**Exercise objective:** Leaving all pictures aside, write out the records below precisely as given.
[Information provided Boundary: Start]
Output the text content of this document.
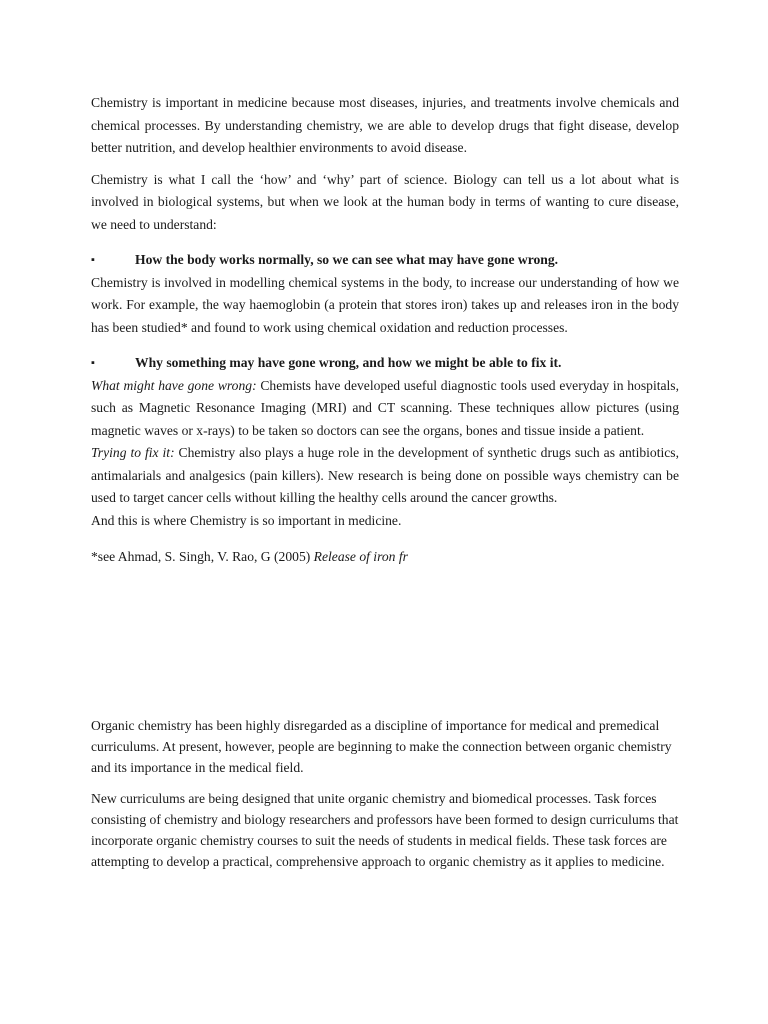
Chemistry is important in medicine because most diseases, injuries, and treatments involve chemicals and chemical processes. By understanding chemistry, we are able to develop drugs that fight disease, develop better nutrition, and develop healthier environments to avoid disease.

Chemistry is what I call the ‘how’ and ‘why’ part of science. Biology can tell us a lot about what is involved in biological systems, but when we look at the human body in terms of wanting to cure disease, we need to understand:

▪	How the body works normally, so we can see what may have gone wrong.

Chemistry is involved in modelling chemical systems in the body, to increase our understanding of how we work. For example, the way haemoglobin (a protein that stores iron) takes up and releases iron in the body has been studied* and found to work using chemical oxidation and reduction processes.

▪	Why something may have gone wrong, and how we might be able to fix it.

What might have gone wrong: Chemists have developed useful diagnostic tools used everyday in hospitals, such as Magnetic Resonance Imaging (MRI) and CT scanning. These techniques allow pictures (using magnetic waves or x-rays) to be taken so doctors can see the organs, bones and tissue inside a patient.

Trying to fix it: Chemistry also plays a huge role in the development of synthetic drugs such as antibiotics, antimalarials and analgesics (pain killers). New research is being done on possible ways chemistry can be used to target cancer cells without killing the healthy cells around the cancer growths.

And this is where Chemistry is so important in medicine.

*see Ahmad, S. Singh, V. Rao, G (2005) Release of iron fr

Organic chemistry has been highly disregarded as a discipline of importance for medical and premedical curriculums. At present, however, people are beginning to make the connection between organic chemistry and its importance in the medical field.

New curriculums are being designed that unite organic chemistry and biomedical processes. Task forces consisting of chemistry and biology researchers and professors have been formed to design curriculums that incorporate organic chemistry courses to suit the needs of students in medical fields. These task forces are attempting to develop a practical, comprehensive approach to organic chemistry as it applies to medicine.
[Information provided Boundary: End]
**Answer box:**
Output the text content of this document.
Chemistry is important in medicine because most diseases, injuries, and treatments involve chemicals and chemical processes. By understanding chemistry, we are able to develop drugs that fight disease, develop better nutrition, and develop healthier environments to avoid disease.

Chemistry is what I call the ‘how’ and ‘why’ part of science. Biology can tell us a lot about what is involved in biological systems, but when we look at the human body in terms of wanting to cure disease, we need to understand:

▪	How the body works normally, so we can see what may have gone wrong.

Chemistry is involved in modelling chemical systems in the body, to increase our understanding of how we work. For example, the way haemoglobin (a protein that stores iron) takes up and releases iron in the body has been studied* and found to work using chemical oxidation and reduction processes.

▪	Why something may have gone wrong, and how we might be able to fix it.

What might have gone wrong: Chemists have developed useful diagnostic tools used everyday in hospitals, such as Magnetic Resonance Imaging (MRI) and CT scanning. These techniques allow pictures (using magnetic waves or x-rays) to be taken so doctors can see the organs, bones and tissue inside a patient.

Trying to fix it: Chemistry also plays a huge role in the development of synthetic drugs such as antibiotics, antimalarials and analgesics (pain killers). New research is being done on possible ways chemistry can be used to target cancer cells without killing the healthy cells around the cancer growths.

And this is where Chemistry is so important in medicine.

*see Ahmad, S. Singh, V. Rao, G (2005) Release of iron fr

Organic chemistry has been highly disregarded as a discipline of importance for medical and premedical curriculums. At present, however, people are beginning to make the connection between organic chemistry and its importance in the medical field.

New curriculums are being designed that unite organic chemistry and biomedical processes. Task forces consisting of chemistry and biology researchers and professors have been formed to design curriculums that incorporate organic chemistry courses to suit the needs of students in medical fields. These task forces are attempting to develop a practical, comprehensive approach to organic chemistry as it applies to medicine.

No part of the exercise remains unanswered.